* **Dataset extract**
▬▬▬
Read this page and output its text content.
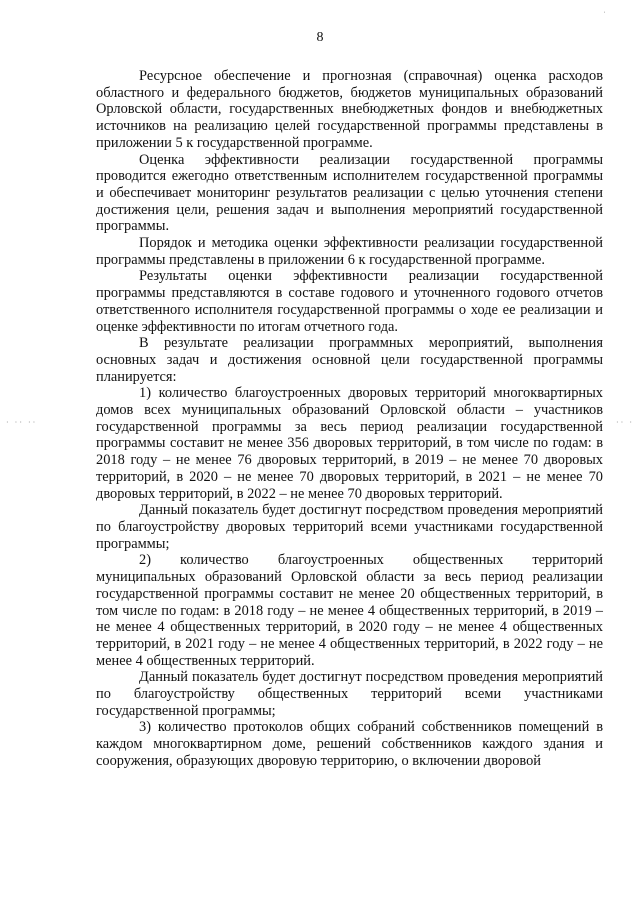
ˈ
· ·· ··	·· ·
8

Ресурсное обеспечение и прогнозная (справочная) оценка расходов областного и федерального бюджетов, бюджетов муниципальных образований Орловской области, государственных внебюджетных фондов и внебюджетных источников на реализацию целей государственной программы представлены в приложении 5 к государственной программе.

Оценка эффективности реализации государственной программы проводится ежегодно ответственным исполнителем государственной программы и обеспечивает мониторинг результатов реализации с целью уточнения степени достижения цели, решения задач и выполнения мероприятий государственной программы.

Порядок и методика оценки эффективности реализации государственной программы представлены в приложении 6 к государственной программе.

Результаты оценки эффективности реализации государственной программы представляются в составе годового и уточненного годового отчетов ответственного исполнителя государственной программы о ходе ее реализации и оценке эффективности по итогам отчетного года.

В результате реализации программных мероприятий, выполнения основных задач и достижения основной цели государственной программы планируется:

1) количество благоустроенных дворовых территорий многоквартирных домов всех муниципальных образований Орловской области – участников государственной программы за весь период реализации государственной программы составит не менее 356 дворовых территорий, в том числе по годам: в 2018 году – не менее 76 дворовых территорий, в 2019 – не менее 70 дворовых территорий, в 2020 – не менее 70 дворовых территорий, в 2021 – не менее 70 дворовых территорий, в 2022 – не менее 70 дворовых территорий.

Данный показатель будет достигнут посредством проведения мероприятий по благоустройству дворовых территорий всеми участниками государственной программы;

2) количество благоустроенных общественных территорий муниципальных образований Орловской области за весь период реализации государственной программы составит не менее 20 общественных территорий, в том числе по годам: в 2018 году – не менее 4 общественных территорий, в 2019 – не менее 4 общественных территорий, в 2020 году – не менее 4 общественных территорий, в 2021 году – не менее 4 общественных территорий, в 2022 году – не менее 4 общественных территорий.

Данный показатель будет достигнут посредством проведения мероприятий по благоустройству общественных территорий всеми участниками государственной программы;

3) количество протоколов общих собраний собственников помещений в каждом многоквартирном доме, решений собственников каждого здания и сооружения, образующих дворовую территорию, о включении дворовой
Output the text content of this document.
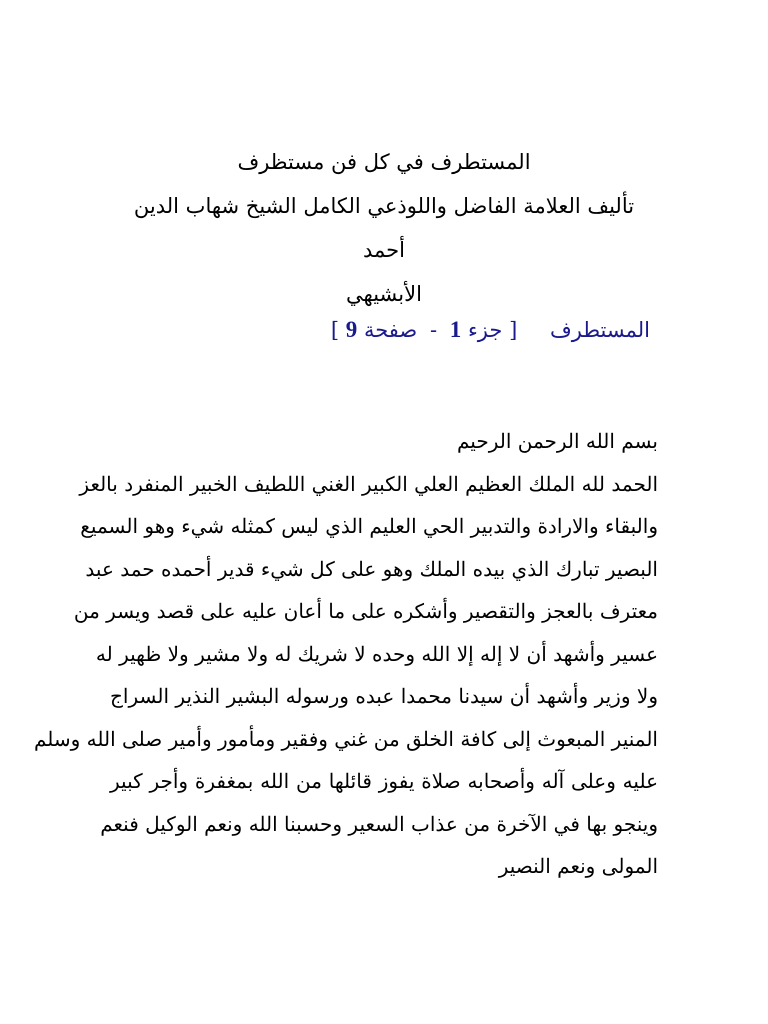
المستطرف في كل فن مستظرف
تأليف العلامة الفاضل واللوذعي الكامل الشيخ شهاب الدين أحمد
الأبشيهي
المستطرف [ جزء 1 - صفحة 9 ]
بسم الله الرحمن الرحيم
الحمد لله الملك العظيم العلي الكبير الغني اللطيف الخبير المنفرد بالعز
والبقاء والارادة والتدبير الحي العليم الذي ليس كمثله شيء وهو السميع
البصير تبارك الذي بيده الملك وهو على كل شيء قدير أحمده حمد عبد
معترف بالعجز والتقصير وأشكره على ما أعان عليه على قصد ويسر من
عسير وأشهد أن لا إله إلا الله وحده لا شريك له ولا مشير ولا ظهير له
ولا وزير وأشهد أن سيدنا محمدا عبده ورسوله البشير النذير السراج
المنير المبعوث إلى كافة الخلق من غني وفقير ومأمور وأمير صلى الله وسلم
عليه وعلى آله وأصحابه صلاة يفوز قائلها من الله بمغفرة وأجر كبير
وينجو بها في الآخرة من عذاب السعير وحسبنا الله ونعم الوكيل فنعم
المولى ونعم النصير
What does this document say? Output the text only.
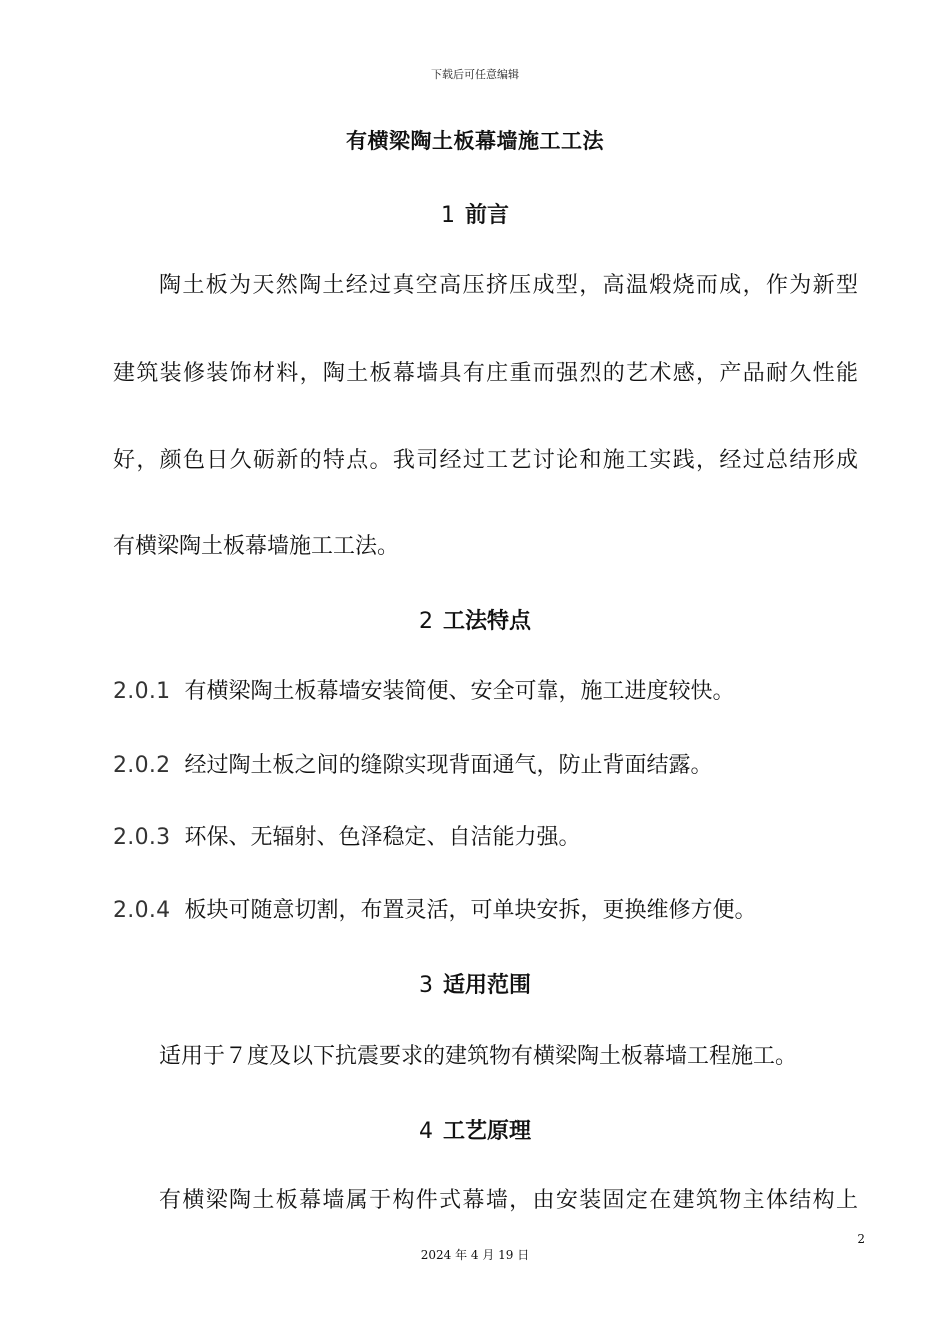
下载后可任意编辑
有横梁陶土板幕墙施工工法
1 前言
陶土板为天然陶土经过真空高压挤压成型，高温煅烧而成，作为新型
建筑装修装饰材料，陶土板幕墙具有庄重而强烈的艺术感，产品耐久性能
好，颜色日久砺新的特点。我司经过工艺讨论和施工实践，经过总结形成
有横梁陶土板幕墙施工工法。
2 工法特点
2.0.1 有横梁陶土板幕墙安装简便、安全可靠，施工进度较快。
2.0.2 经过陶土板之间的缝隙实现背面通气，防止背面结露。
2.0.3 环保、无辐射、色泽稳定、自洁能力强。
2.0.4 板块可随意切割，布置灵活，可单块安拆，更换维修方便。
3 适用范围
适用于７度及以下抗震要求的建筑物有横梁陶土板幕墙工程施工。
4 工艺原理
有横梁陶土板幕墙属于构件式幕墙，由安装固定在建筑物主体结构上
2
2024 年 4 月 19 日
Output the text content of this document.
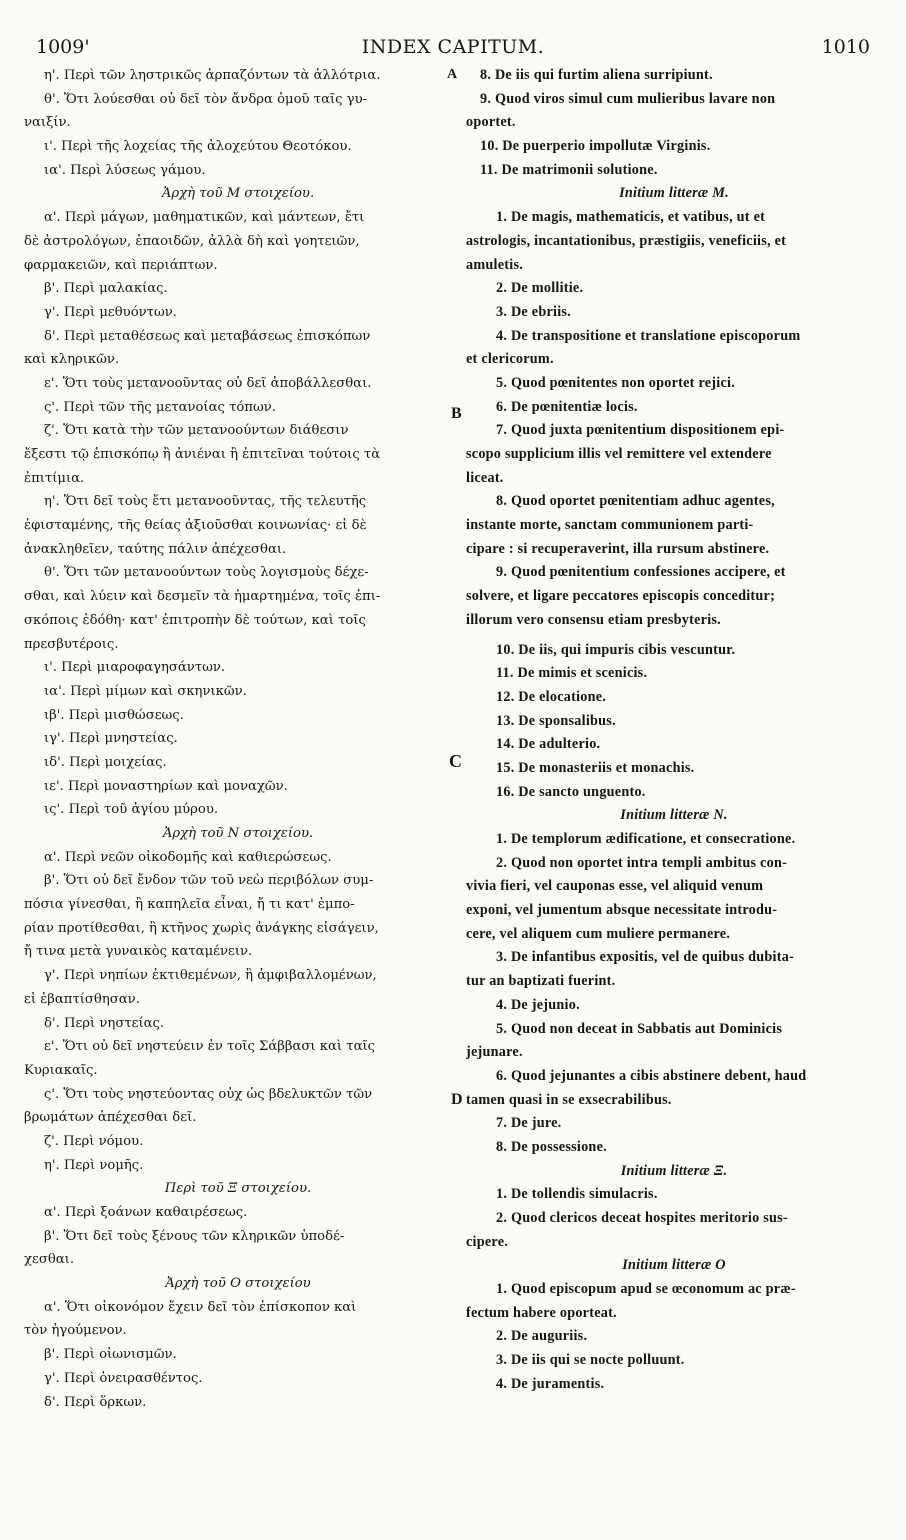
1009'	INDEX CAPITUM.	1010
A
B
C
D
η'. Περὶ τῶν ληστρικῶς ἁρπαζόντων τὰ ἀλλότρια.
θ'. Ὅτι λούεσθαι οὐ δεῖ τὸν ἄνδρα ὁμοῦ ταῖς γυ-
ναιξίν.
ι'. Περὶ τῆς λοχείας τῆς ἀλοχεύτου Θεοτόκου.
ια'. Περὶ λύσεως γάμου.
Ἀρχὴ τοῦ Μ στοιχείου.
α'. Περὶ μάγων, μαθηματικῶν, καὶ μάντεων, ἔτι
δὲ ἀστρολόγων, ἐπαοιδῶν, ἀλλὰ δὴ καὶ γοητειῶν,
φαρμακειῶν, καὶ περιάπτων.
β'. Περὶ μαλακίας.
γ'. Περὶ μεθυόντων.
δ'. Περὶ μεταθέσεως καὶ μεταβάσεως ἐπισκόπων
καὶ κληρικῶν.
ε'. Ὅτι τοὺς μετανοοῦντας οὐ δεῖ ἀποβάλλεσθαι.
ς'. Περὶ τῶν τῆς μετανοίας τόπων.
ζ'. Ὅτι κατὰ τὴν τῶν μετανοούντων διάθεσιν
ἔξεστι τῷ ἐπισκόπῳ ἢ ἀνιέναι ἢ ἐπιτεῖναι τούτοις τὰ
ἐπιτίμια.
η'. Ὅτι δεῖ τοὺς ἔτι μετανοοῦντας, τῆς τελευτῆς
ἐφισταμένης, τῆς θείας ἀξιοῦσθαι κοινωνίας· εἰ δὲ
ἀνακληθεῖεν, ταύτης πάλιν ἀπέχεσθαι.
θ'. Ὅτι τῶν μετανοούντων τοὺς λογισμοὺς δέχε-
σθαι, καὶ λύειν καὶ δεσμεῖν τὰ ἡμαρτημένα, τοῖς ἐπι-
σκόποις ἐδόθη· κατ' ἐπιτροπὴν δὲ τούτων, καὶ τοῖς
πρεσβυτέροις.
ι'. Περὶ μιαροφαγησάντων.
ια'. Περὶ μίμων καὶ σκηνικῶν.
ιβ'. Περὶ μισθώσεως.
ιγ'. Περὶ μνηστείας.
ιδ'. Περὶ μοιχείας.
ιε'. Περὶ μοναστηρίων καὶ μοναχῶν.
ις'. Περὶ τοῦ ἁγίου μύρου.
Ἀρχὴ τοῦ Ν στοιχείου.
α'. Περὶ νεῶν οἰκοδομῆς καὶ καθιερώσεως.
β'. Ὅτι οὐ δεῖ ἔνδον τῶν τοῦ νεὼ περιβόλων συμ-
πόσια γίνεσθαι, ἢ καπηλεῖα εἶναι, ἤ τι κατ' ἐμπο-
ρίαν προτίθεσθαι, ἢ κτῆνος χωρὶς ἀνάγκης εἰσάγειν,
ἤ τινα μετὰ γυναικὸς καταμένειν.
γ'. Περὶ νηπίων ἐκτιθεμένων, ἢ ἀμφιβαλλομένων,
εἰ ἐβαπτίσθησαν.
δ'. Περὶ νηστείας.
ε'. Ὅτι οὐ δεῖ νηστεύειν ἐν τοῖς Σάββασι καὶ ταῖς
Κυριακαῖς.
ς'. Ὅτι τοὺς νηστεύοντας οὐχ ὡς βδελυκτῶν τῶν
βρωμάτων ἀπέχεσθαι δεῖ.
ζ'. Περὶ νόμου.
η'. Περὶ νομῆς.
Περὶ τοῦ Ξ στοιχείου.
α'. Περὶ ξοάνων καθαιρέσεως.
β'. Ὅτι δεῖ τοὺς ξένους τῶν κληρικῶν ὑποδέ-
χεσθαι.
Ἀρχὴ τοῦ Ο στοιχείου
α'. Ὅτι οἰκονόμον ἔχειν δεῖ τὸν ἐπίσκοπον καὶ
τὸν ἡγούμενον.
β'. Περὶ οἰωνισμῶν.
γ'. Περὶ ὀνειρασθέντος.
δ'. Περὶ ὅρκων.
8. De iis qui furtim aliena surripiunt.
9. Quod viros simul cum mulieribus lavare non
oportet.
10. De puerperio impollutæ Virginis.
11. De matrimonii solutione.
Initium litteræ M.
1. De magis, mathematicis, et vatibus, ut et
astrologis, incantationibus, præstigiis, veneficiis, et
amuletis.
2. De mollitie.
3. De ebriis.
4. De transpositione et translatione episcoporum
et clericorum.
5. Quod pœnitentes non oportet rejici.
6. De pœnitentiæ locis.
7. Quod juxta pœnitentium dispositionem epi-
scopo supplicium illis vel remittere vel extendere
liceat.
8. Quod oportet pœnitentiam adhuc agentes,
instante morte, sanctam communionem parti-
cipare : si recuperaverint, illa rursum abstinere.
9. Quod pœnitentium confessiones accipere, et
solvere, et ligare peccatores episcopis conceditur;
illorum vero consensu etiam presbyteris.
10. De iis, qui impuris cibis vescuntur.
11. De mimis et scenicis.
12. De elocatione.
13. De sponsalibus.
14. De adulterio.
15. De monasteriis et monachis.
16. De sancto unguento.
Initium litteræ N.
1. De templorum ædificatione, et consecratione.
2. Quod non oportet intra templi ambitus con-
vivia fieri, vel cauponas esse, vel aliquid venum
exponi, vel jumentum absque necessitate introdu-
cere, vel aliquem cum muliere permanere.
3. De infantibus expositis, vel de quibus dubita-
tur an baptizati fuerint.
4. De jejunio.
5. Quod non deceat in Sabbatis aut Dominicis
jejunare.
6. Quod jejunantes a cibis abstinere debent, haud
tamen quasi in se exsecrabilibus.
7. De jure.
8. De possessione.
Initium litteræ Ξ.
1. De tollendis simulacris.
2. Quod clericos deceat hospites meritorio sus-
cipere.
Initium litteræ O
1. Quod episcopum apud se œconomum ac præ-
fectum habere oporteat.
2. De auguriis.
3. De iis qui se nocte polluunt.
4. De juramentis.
▬▬▬
* **What to do**
The answer is one number: how many lines of the material above contain "будет".

* **Solution to this problem**
2